▶ _EXERCISE INSTRUCTIONS_: Lift out each line of the data that holds "JSON".

▶ _GIVEN DATA_:
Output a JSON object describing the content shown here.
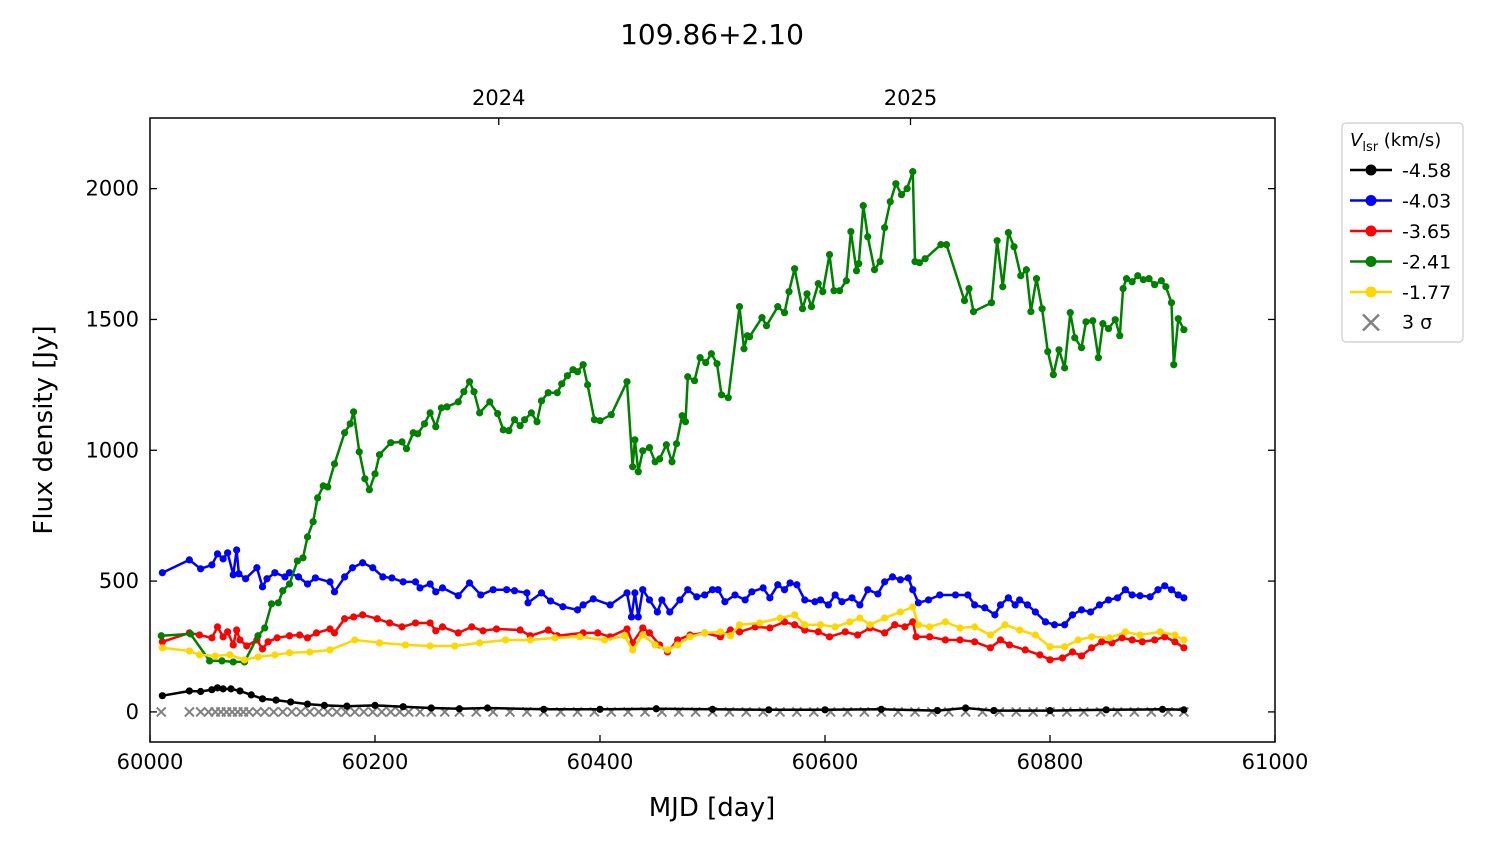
{
  "chart_data": {
    "type": "line",
    "title": "109.86+2.10",
    "xlabel": "MJD [day]",
    "ylabel": "Flux density [Jy]",
    "xlim": [
      60000,
      61000
    ],
    "ylim": [
      -115,
      2270
    ],
    "xticks": [
      60000,
      60200,
      60400,
      60600,
      60800,
      61000
    ],
    "yticks": [
      0,
      500,
      1000,
      1500,
      2000
    ],
    "top_axis": {
      "ticks": [
        {
          "mjd": 60310,
          "label": "2024"
        },
        {
          "mjd": 60676,
          "label": "2025"
        }
      ]
    },
    "grid": false,
    "legend": {
      "placement": "outside-right",
      "title_main": "V",
      "title_sub": "lsr",
      "title_unit": " (km/s)",
      "sigma_label": "3 σ"
    },
    "series": [
      {
        "name": "-4.58",
        "color": "#000000",
        "x": [
          60011,
          60035,
          60045,
          60055,
          60060,
          60065,
          60072,
          60080,
          60090,
          60100,
          60112,
          60125,
          60140,
          60155,
          60175,
          60200,
          60225,
          60250,
          60275,
          60300,
          60350,
          60400,
          60450,
          60500,
          60550,
          60600,
          60650,
          60700,
          60725,
          60750,
          60800,
          60850,
          60900,
          60919
        ],
        "y": [
          62,
          80,
          78,
          85,
          92,
          88,
          88,
          80,
          65,
          50,
          45,
          38,
          30,
          25,
          22,
          25,
          20,
          15,
          12,
          15,
          10,
          10,
          12,
          10,
          8,
          8,
          10,
          5,
          15,
          5,
          5,
          8,
          10,
          8
        ]
      },
      {
        "name": "-4.03",
        "color": "#0000ff",
        "x": [
          60011,
          60035,
          60045,
          60055,
          60060,
          60065,
          60069,
          60074,
          60077,
          60079,
          60085,
          60095,
          60100,
          60104,
          60111,
          60120,
          60124,
          60132,
          60140,
          60147,
          60160,
          60164,
          60173,
          60180,
          60189,
          60198,
          60207,
          60215,
          60225,
          60236,
          60240,
          60249,
          60254,
          60260,
          60274,
          60284,
          60294,
          60305,
          60317,
          60324,
          60335,
          60336,
          60348,
          60356,
          60367,
          60380,
          60385,
          60394,
          60409,
          60424,
          60428,
          60431,
          60434,
          60438,
          60444,
          60451,
          60455,
          60462,
          60471,
          60478,
          60486,
          60493,
          60500,
          60505,
          60511,
          60520,
          60529,
          60535,
          60545,
          60551,
          60558,
          60564,
          60569,
          60575,
          60582,
          60591,
          60596,
          60603,
          60609,
          60615,
          60624,
          60631,
          60638,
          60647,
          60653,
          60660,
          60667,
          60674,
          60678,
          60683,
          60692,
          60702,
          60716,
          60727,
          60733,
          60742,
          60751,
          60756,
          60763,
          60769,
          60773,
          60780,
          60787,
          60796,
          60804,
          60813,
          60820,
          60828,
          60836,
          60844,
          60852,
          60860,
          60867,
          60873,
          60880,
          60889,
          60896,
          60902,
          60908,
          60914,
          60919
        ],
        "y": [
          532,
          581,
          547,
          562,
          604,
          585,
          608,
          524,
          619,
          528,
          509,
          551,
          478,
          509,
          532,
          516,
          532,
          516,
          489,
          512,
          497,
          459,
          516,
          551,
          570,
          551,
          516,
          512,
          497,
          497,
          474,
          489,
          459,
          474,
          444,
          493,
          447,
          467,
          467,
          463,
          455,
          417,
          455,
          424,
          402,
          390,
          409,
          432,
          409,
          455,
          363,
          455,
          363,
          467,
          428,
          382,
          428,
          382,
          428,
          467,
          440,
          447,
          467,
          467,
          421,
          447,
          428,
          459,
          474,
          436,
          486,
          467,
          493,
          486,
          428,
          421,
          428,
          409,
          447,
          421,
          436,
          409,
          467,
          451,
          497,
          516,
          505,
          512,
          467,
          417,
          428,
          447,
          447,
          447,
          409,
          398,
          371,
          409,
          436,
          409,
          428,
          409,
          382,
          344,
          333,
          333,
          371,
          390,
          382,
          409,
          428,
          436,
          467,
          447,
          444,
          440,
          467,
          482,
          467,
          447,
          436
        ]
      },
      {
        "name": "-3.65",
        "color": "#ff0000",
        "x": [
          60011,
          60035,
          60044,
          60055,
          60060,
          60065,
          60069,
          60074,
          60077,
          60080,
          60086,
          60095,
          60100,
          60105,
          60113,
          60124,
          60133,
          60140,
          60148,
          60160,
          60164,
          60173,
          60181,
          60189,
          60202,
          60213,
          60224,
          60236,
          60249,
          60254,
          60260,
          60274,
          60286,
          60296,
          60308,
          60329,
          60338,
          60354,
          60362,
          60385,
          60398,
          60409,
          60424,
          60429,
          60438,
          60444,
          60453,
          60460,
          60469,
          60480,
          60493,
          60507,
          60516,
          60524,
          60538,
          60551,
          60564,
          60573,
          60582,
          60594,
          60604,
          60618,
          60629,
          60640,
          60653,
          60662,
          60671,
          60678,
          60681,
          60693,
          60707,
          60720,
          60733,
          60747,
          60756,
          60764,
          60778,
          60791,
          60800,
          60811,
          60820,
          60828,
          60837,
          60846,
          60855,
          60864,
          60873,
          60882,
          60893,
          60902,
          60911,
          60919
        ],
        "y": [
          268,
          302,
          294,
          283,
          325,
          287,
          306,
          256,
          313,
          275,
          252,
          275,
          241,
          268,
          283,
          291,
          294,
          283,
          302,
          317,
          302,
          356,
          363,
          371,
          356,
          340,
          325,
          340,
          340,
          310,
          325,
          302,
          325,
          310,
          317,
          313,
          291,
          313,
          291,
          302,
          302,
          287,
          317,
          264,
          321,
          302,
          256,
          229,
          275,
          294,
          302,
          287,
          313,
          306,
          325,
          321,
          344,
          333,
          313,
          306,
          287,
          306,
          294,
          321,
          302,
          333,
          325,
          344,
          287,
          287,
          275,
          275,
          268,
          245,
          275,
          256,
          237,
          218,
          199,
          206,
          229,
          214,
          245,
          268,
          264,
          283,
          275,
          268,
          275,
          287,
          268,
          245
        ]
      },
      {
        "name": "-2.41",
        "color": "#008000",
        "x": [
          60010,
          60036,
          60053,
          60064,
          60074,
          60084,
          60096,
          60102,
          60108,
          60114,
          60118,
          60124,
          60131,
          60136,
          60140,
          60145,
          60149,
          60154,
          60158,
          60164,
          60173,
          60178,
          60181,
          60186,
          60191,
          60195,
          60200,
          60204,
          60214,
          60224,
          60228,
          60234,
          60238,
          60244,
          60249,
          60254,
          60259,
          60264,
          60274,
          60279,
          60284,
          60288,
          60293,
          60302,
          60309,
          60314,
          60319,
          60324,
          60329,
          60333,
          60339,
          60344,
          60348,
          60354,
          60362,
          60366,
          60371,
          60376,
          60380,
          60385,
          60389,
          60395,
          60400,
          60410,
          60424,
          60429,
          60431,
          60434,
          60438,
          60444,
          60449,
          60453,
          60459,
          60464,
          60468,
          60473,
          60476,
          60478,
          60484,
          60489,
          60494,
          60499,
          60504,
          60508,
          60514,
          60524,
          60528,
          60531,
          60533,
          60544,
          60548,
          60558,
          60564,
          60568,
          60573,
          60580,
          60584,
          60588,
          60594,
          60598,
          60604,
          60608,
          60613,
          60619,
          60623,
          60628,
          60630,
          60634,
          60638,
          60644,
          60649,
          60653,
          60658,
          60663,
          60668,
          60673,
          60678,
          60680,
          60684,
          60689,
          60703,
          60708,
          60724,
          60728,
          60732,
          60748,
          60753,
          60758,
          60763,
          60768,
          60774,
          60779,
          60783,
          60788,
          60793,
          60798,
          60803,
          60808,
          60813,
          60818,
          60822,
          60828,
          60832,
          60838,
          60843,
          60847,
          60852,
          60858,
          60862,
          60865,
          60868,
          60873,
          60878,
          60883,
          60888,
          60893,
          60899,
          60903,
          60908,
          60910,
          60914,
          60919
        ],
        "y": [
          291,
          298,
          195,
          195,
          191,
          191,
          291,
          321,
          413,
          417,
          463,
          489,
          577,
          589,
          669,
          727,
          818,
          864,
          860,
          948,
          1067,
          1101,
          1147,
          994,
          891,
          849,
          910,
          983,
          1029,
          1032,
          1006,
          1067,
          1063,
          1101,
          1143,
          1090,
          1162,
          1166,
          1185,
          1224,
          1262,
          1224,
          1143,
          1185,
          1140,
          1078,
          1075,
          1117,
          1094,
          1117,
          1143,
          1109,
          1189,
          1220,
          1220,
          1254,
          1285,
          1308,
          1300,
          1327,
          1250,
          1117,
          1113,
          1136,
          1262,
          937,
          1040,
          918,
          998,
          1010,
          956,
          967,
          1021,
          956,
          1025,
          1132,
          1109,
          1281,
          1266,
          1354,
          1335,
          1369,
          1331,
          1212,
          1201,
          1549,
          1388,
          1438,
          1434,
          1507,
          1476,
          1549,
          1526,
          1606,
          1694,
          1541,
          1598,
          1549,
          1637,
          1606,
          1748,
          1610,
          1610,
          1648,
          1836,
          1686,
          1713,
          1935,
          1816,
          1690,
          1721,
          1851,
          1950,
          2019,
          1977,
          2000,
          2065,
          1721,
          1717,
          1732,
          1786,
          1786,
          1572,
          1618,
          1530,
          1564,
          1801,
          1625,
          1832,
          1778,
          1667,
          1690,
          1530,
          1656,
          1541,
          1377,
          1289,
          1384,
          1315,
          1526,
          1430,
          1392,
          1491,
          1495,
          1354,
          1484,
          1465,
          1499,
          1438,
          1618,
          1656,
          1644,
          1667,
          1652,
          1656,
          1633,
          1648,
          1625,
          1564,
          1327,
          1503,
          1461
        ]
      },
      {
        "name": "-1.77",
        "color": "#ffd700",
        "x": [
          60011,
          60035,
          60044,
          60058,
          60071,
          60084,
          60096,
          60111,
          60124,
          60142,
          60160,
          60182,
          60204,
          60227,
          60249,
          60271,
          60293,
          60316,
          60338,
          60360,
          60382,
          60404,
          60422,
          60429,
          60438,
          60449,
          60460,
          60469,
          60480,
          60493,
          60507,
          60516,
          60524,
          60542,
          60560,
          60573,
          60582,
          60596,
          60609,
          60622,
          60631,
          60640,
          60653,
          60667,
          60678,
          60683,
          60693,
          60707,
          60720,
          60733,
          60747,
          60760,
          60773,
          60787,
          60800,
          60813,
          60825,
          60837,
          60853,
          60867,
          60880,
          60898,
          60911,
          60919
        ],
        "y": [
          245,
          233,
          218,
          214,
          218,
          199,
          210,
          218,
          226,
          229,
          237,
          275,
          264,
          256,
          252,
          252,
          264,
          275,
          275,
          283,
          287,
          275,
          291,
          237,
          294,
          256,
          237,
          256,
          287,
          302,
          306,
          291,
          333,
          340,
          359,
          371,
          333,
          333,
          325,
          344,
          359,
          333,
          359,
          382,
          401,
          333,
          325,
          344,
          321,
          325,
          294,
          333,
          313,
          294,
          249,
          249,
          275,
          287,
          283,
          306,
          294,
          306,
          294,
          275
        ]
      }
    ],
    "upper_limits_3sigma": {
      "color": "#808080",
      "x": [
        60010,
        60035,
        60045,
        60052,
        60058,
        60063,
        60068,
        60073,
        60078,
        60083,
        60088,
        60095,
        60102,
        60110,
        60118,
        60126,
        60134,
        60142,
        60150,
        60158,
        60166,
        60174,
        60182,
        60190,
        60198,
        60206,
        60214,
        60222,
        60230,
        60240,
        60250,
        60262,
        60275,
        60290,
        60305,
        60320,
        60335,
        60350,
        60365,
        60380,
        60395,
        60410,
        60425,
        60440,
        60455,
        60470,
        60485,
        60500,
        60515,
        60530,
        60545,
        60560,
        60575,
        60590,
        60605,
        60620,
        60635,
        60650,
        60665,
        60680,
        60695,
        60710,
        60725,
        60740,
        60755,
        60770,
        60785,
        60800,
        60815,
        60830,
        60845,
        60860,
        60875,
        60890,
        60905,
        60919
      ],
      "y": 0
    }
  }
}
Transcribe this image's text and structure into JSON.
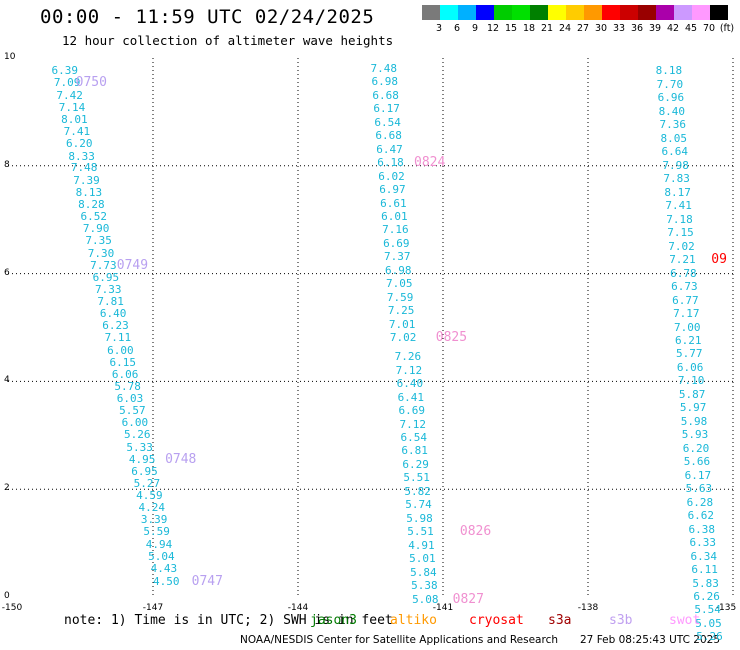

▶ _OUTPUT BELOW_:
Output a JSON object describing the content shown here.
Transcribe this image's text and structure into JSON.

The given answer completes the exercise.